§ EXERCISE REQUIREMENTS
The required output is all lines below that contain the word "axis".

= = = =

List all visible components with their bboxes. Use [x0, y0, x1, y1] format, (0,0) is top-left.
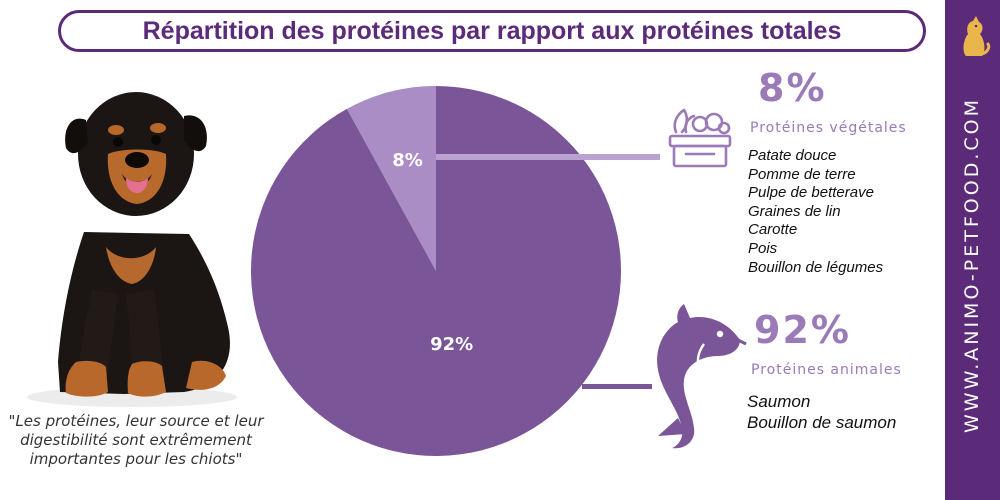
animal-connector-line: [582, 384, 652, 389]
pie-label-animal: 92%: [430, 334, 473, 355]
list-item: Bouillon de saumon: [747, 413, 897, 432]
sitting-dog-logo-icon: [963, 16, 991, 56]
puppy-quote: "Les protéines, leur source et leur dige…: [8, 412, 264, 468]
pie-slice-animal: [250, 86, 621, 456]
pie-label-vegetable: 8%: [392, 150, 423, 171]
animal-ingredient-list: Saumon Bouillon de saumon: [747, 391, 896, 433]
page-title: Répartition des protéines par rapport au…: [142, 16, 842, 45]
list-item: Bouillon de légumes: [748, 258, 884, 276]
list-item: Saumon: [747, 392, 811, 411]
list-item: Patate douce: [748, 147, 837, 164]
vegetable-percent: 8%: [758, 66, 827, 110]
vegetable-ingredient-list: Patate douce Pomme de terre Pulpe de bet…: [748, 147, 883, 277]
website-url[interactable]: WWW.ANIMO-PETFOOD.COM: [961, 97, 983, 433]
list-item: Carotte: [748, 221, 798, 239]
rottweiler-puppy-photo: [27, 92, 237, 407]
title-banner: Répartition des protéines par rapport au…: [58, 10, 926, 52]
list-item: Pomme de terre: [748, 165, 856, 183]
pie-slice-vegetable: [346, 86, 436, 271]
animal-percent: 92%: [754, 308, 851, 352]
list-item: Pulpe de betterave: [748, 184, 874, 202]
vegetable-protein-label: Protéines végétales: [750, 120, 907, 136]
animal-protein-label: Protéines animales: [751, 362, 902, 378]
protein-pie-chart: 8% 92%: [250, 86, 621, 456]
vegetable-crate-icon: [668, 108, 732, 168]
list-item: Graines de lin: [748, 202, 841, 220]
sidebar-band: WWW.ANIMO-PETFOOD.COM: [945, 0, 1000, 500]
vegetable-connector-line: [436, 154, 660, 160]
list-item: Pois: [748, 239, 778, 257]
fish-icon: [657, 304, 747, 449]
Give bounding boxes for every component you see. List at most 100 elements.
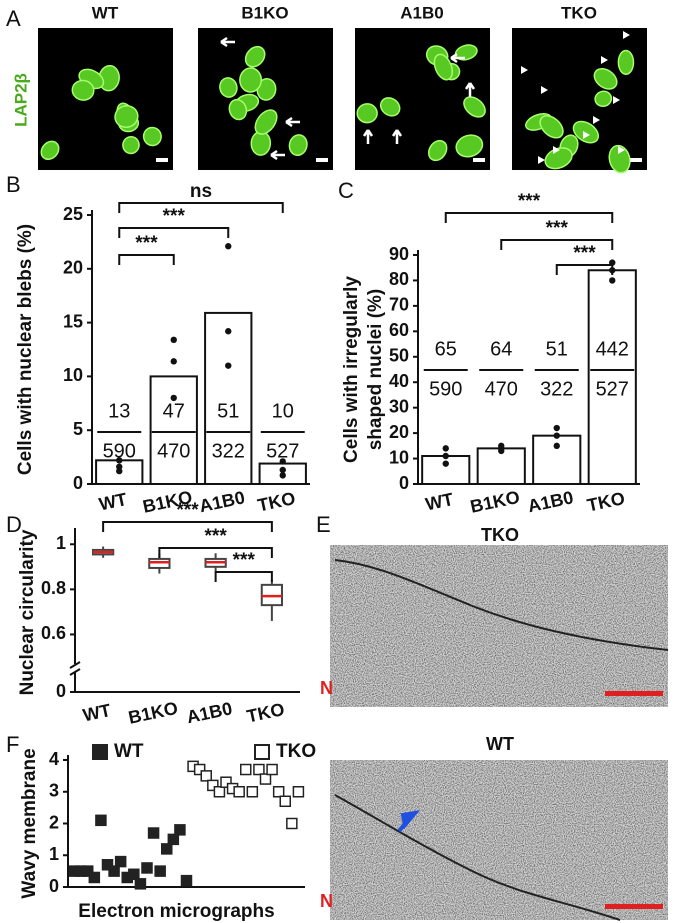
numerator: 47 [163, 400, 185, 422]
x-tick-label: A1B0 [185, 698, 234, 727]
denominator: 527 [266, 440, 299, 462]
significance-bracket [555, 264, 614, 275]
point [101, 859, 114, 871]
scale-bar [605, 691, 663, 696]
micrograph [512, 28, 647, 170]
x-tick-label: WT [81, 700, 113, 725]
y-tick-label: 0 [56, 681, 66, 701]
nucleus [572, 120, 600, 144]
point [95, 814, 107, 827]
numerator: 51 [546, 338, 568, 360]
arrowhead [593, 116, 600, 124]
y-tick-label: 15 [63, 311, 83, 331]
numerator: 13 [108, 400, 130, 422]
arrow [220, 36, 235, 48]
point [240, 763, 252, 776]
point [286, 817, 298, 830]
nucleus [608, 144, 631, 174]
y-tick-label: 1 [56, 533, 66, 553]
y-axis-label: Nuclear circularity [17, 529, 38, 695]
point [82, 865, 94, 877]
nucleus-label: N [320, 678, 333, 698]
replicate-point [225, 243, 232, 250]
arrowhead [541, 86, 548, 94]
point [207, 779, 219, 792]
y-tick-label: 20 [389, 422, 409, 442]
nucleus [122, 136, 140, 155]
significance-bracket [500, 239, 614, 250]
nucleus [427, 139, 448, 162]
replicate-point [225, 328, 232, 335]
nucleus [379, 97, 401, 117]
arrowhead [601, 56, 608, 64]
replicate-point [553, 424, 560, 432]
denominator: 470 [485, 378, 518, 400]
bar [587, 269, 637, 485]
axis-break [69, 661, 81, 676]
arrowhead [623, 31, 630, 39]
legend-marker [254, 744, 270, 760]
point [114, 855, 127, 868]
replicate-point [170, 358, 177, 365]
point [292, 786, 305, 798]
scale-bar [630, 158, 642, 162]
scale-bar [316, 158, 328, 162]
point [180, 874, 193, 887]
point [253, 763, 265, 776]
nucleus [594, 90, 613, 108]
panel-label: D [6, 512, 22, 537]
replicate-point [116, 463, 123, 470]
legend-marker [92, 744, 108, 760]
y-tick-label: 0.6 [41, 623, 66, 643]
stain-label: LAP2β [11, 73, 30, 127]
significance-bracket [214, 571, 273, 582]
numerator: 64 [490, 338, 512, 360]
panel-label: C [338, 178, 354, 203]
genotype-label: A1B0 [400, 3, 443, 22]
y-axis-label: Cells with nuclear blebs (%) [15, 224, 36, 475]
y-tick-label: 25 [63, 204, 83, 224]
replicate-point [279, 458, 286, 465]
replicate-point [609, 277, 616, 284]
numerator: 10 [272, 400, 294, 422]
y-tick-label: 20 [63, 258, 83, 278]
significance-label: *** [135, 233, 158, 254]
y-tick-label: 50 [389, 346, 409, 366]
arrow [450, 52, 465, 64]
y-axis-label: Wavy membrane [19, 748, 40, 898]
nucleus-label: N [320, 891, 333, 911]
nucleus [239, 67, 263, 93]
nucleus [593, 68, 618, 90]
nucleus [617, 49, 635, 75]
x-tick-label: TKO [256, 488, 297, 515]
nucleus [244, 45, 266, 68]
point [213, 786, 226, 798]
denominator: 590 [103, 440, 136, 462]
panel-label: B [6, 172, 21, 197]
panel-label: A [6, 6, 21, 31]
nucleus [463, 96, 486, 118]
y-tick-label: 80 [389, 269, 409, 289]
scale-bar [156, 158, 168, 162]
nuclear-membrane [334, 794, 621, 921]
point [167, 833, 180, 846]
significance-label: *** [176, 500, 199, 521]
arrow [464, 82, 476, 97]
nucleus [40, 140, 60, 161]
scale-bar [605, 904, 663, 909]
panel-label: E [316, 512, 331, 537]
significance-bracket [118, 227, 230, 238]
numerator: 442 [596, 338, 629, 360]
replicate-point [279, 466, 286, 474]
replicate-point [442, 460, 449, 467]
significance-bracket [118, 202, 284, 213]
nucleus [539, 115, 564, 139]
genotype-label: B1KO [241, 3, 288, 22]
significance-label: *** [163, 206, 186, 227]
point [279, 795, 291, 808]
numerator: 51 [217, 400, 239, 422]
arrow [362, 129, 374, 144]
x-tick-label: TKO [245, 699, 286, 726]
bar [476, 447, 526, 485]
arrowhead [521, 66, 528, 74]
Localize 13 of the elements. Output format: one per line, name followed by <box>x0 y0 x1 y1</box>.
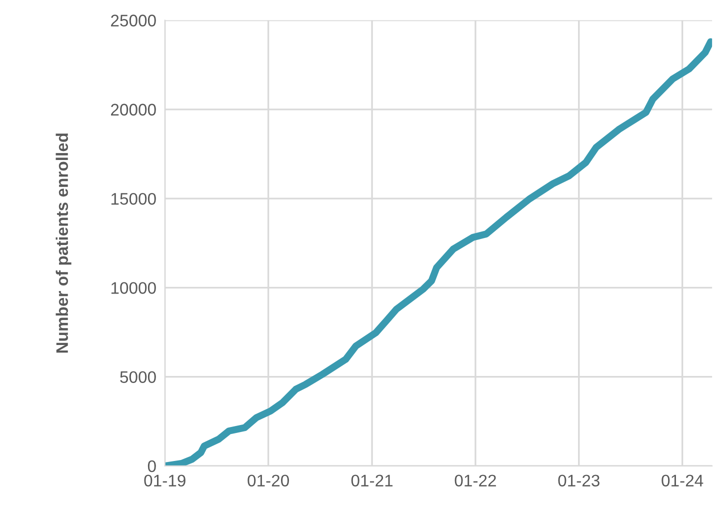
y-axis-title: Number of patients enrolled <box>56 134 72 353</box>
y-tick-label: 5000 <box>120 371 156 384</box>
x-tick-label: 01-21 <box>351 474 393 487</box>
y-tick-label: 10000 <box>111 282 156 294</box>
x-tick-label: 01-24 <box>662 474 704 487</box>
x-tick-label: 01-19 <box>144 474 186 487</box>
y-tick-label: 25000 <box>111 14 156 26</box>
x-tick-label: 01-20 <box>248 474 289 487</box>
y-tick-label: 20000 <box>111 104 156 116</box>
x-tick-label: 01-23 <box>558 474 600 487</box>
y-tick-label: 15000 <box>111 192 156 205</box>
x-tick-label: 01-22 <box>454 474 496 487</box>
y-tick-label: 0 <box>148 460 156 472</box>
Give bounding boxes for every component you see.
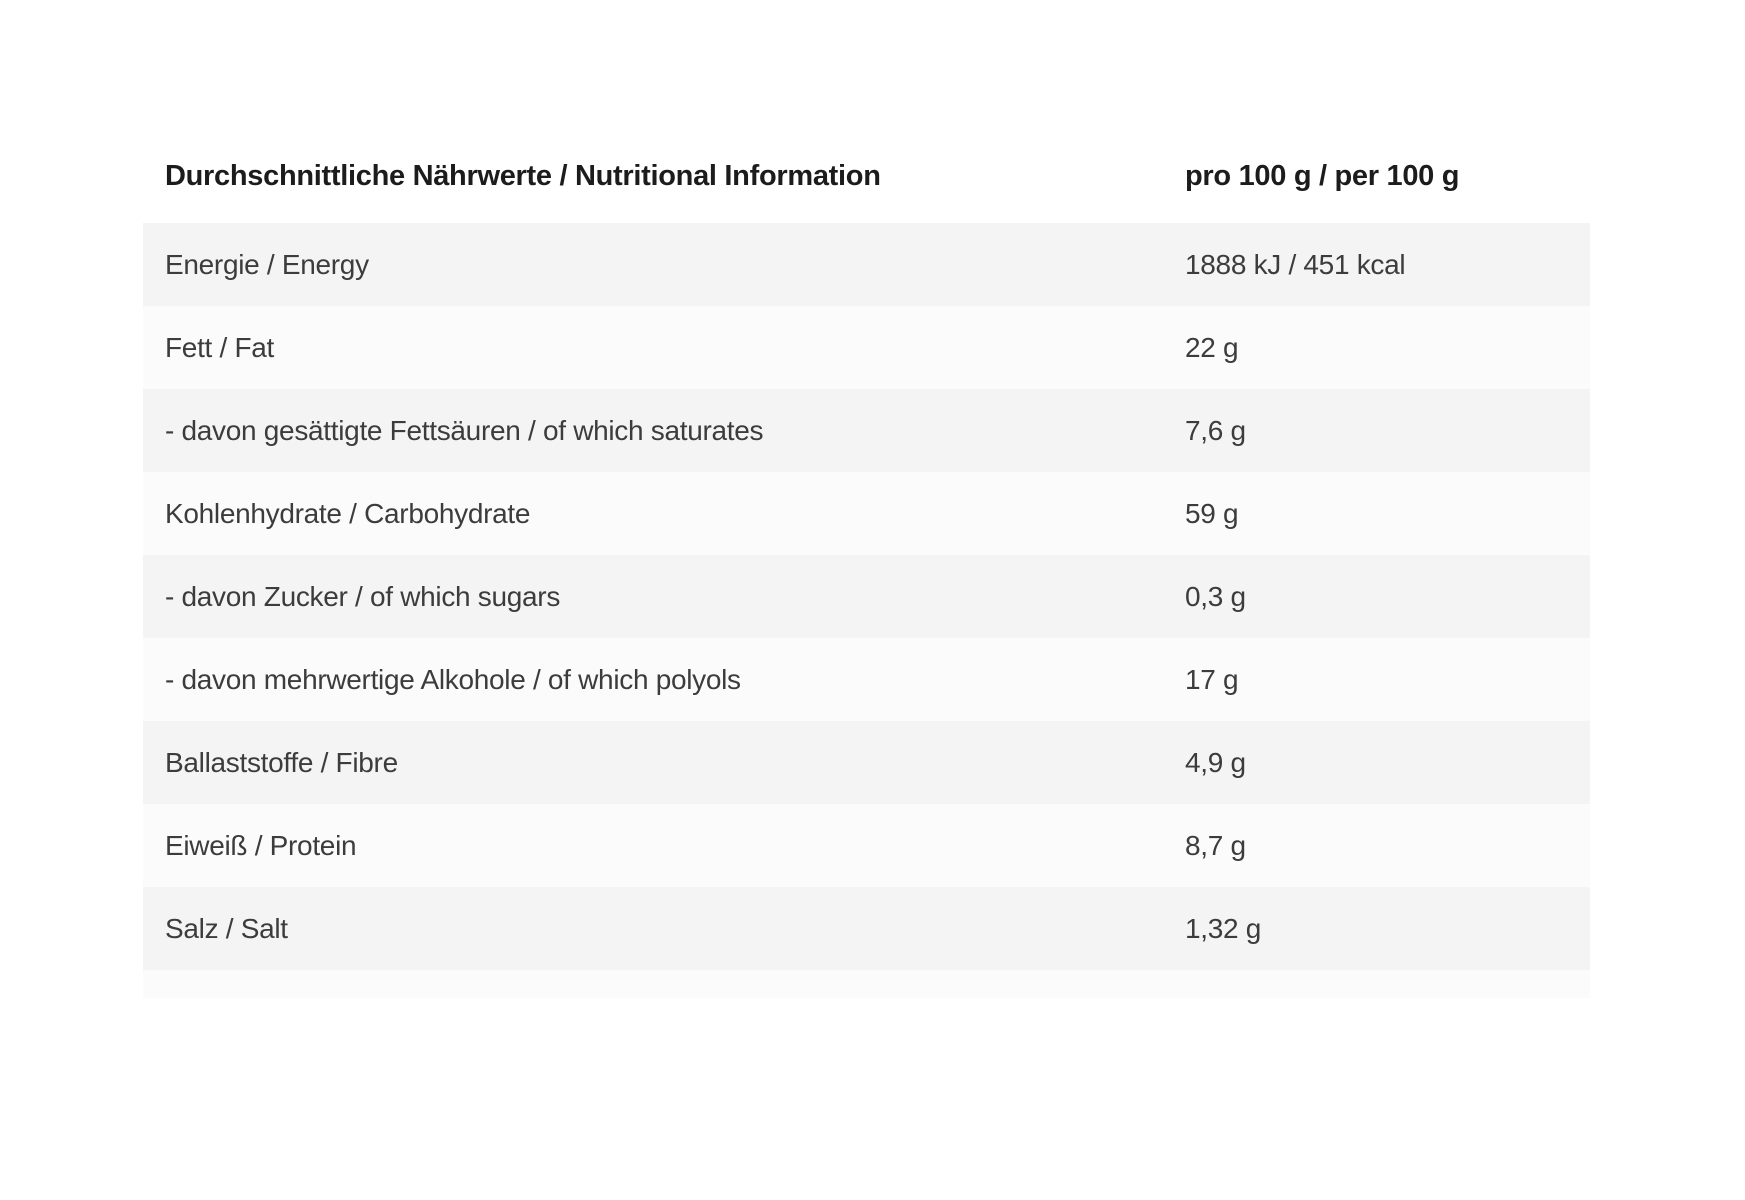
empty-table-row — [143, 970, 1590, 998]
nutrient-label: - davon Zucker / of which sugars — [165, 580, 561, 612]
nutrient-value: 59 g — [1185, 497, 1239, 529]
nutrient-label: Ballaststoffe / Fibre — [165, 746, 398, 778]
nutrient-value: 8,7 g — [1185, 829, 1246, 861]
nutrient-value: 7,6 g — [1185, 414, 1246, 446]
table-row: - davon mehrwertige Alkohole / of which … — [143, 638, 1590, 721]
table-row: Fett / Fat 22 g — [143, 306, 1590, 389]
nutrient-label: Fett / Fat — [165, 331, 275, 363]
nutrition-table: Durchschnittliche Nährwerte / Nutritiona… — [143, 130, 1590, 998]
nutrient-label: Energie / Energy — [165, 248, 369, 280]
table-row: Kohlenhydrate / Carbohydrate 59 g — [143, 472, 1590, 555]
nutrient-label: - davon mehrwertige Alkohole / of which … — [165, 663, 741, 695]
nutrient-value: 1888 kJ / 451 kcal — [1185, 248, 1406, 280]
nutrient-value: 22 g — [1185, 331, 1239, 363]
table-row: - davon Zucker / of which sugars 0,3 g — [143, 555, 1590, 638]
table-row: Ballaststoffe / Fibre 4,9 g — [143, 721, 1590, 804]
nutrition-table-body: Energie / Energy 1888 kJ / 451 kcal Fett… — [143, 223, 1590, 970]
table-row: Energie / Energy 1888 kJ / 451 kcal — [143, 223, 1590, 306]
nutrient-value: 1,32 g — [1185, 912, 1262, 944]
nutrition-table-header: Durchschnittliche Nährwerte / Nutritiona… — [143, 130, 1590, 223]
nutrient-label: - davon gesättigte Fettsäuren / of which… — [165, 414, 764, 446]
nutrient-value: 17 g — [1185, 663, 1239, 695]
nutrient-label: Eiweiß / Protein — [165, 829, 357, 861]
header-nutrient-column-title: Durchschnittliche Nährwerte / Nutritiona… — [165, 160, 881, 192]
nutrient-label: Kohlenhydrate / Carbohydrate — [165, 497, 531, 529]
nutrient-value: 4,9 g — [1185, 746, 1246, 778]
table-row: - davon gesättigte Fettsäuren / of which… — [143, 389, 1590, 472]
table-row: Eiweiß / Protein 8,7 g — [143, 804, 1590, 887]
nutrient-label: Salz / Salt — [165, 912, 288, 944]
header-per-100g-column-title: pro 100 g / per 100 g — [1185, 160, 1460, 192]
table-row: Salz / Salt 1,32 g — [143, 887, 1590, 970]
nutrient-value: 0,3 g — [1185, 580, 1246, 612]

= = = =

§ SOLUTION FOR THIS PROBLEM
y-axis-label: Nuclear circularity [17, 529, 38, 695]
axis-break [69, 661, 81, 676]
y-axis-label: Cells with nuclear blebs (%) [15, 224, 36, 475]
y-axis-label: Wavy membrane [19, 748, 40, 898]
y-axis-title: Number of patients enrolled <box>56 134 72 353</box>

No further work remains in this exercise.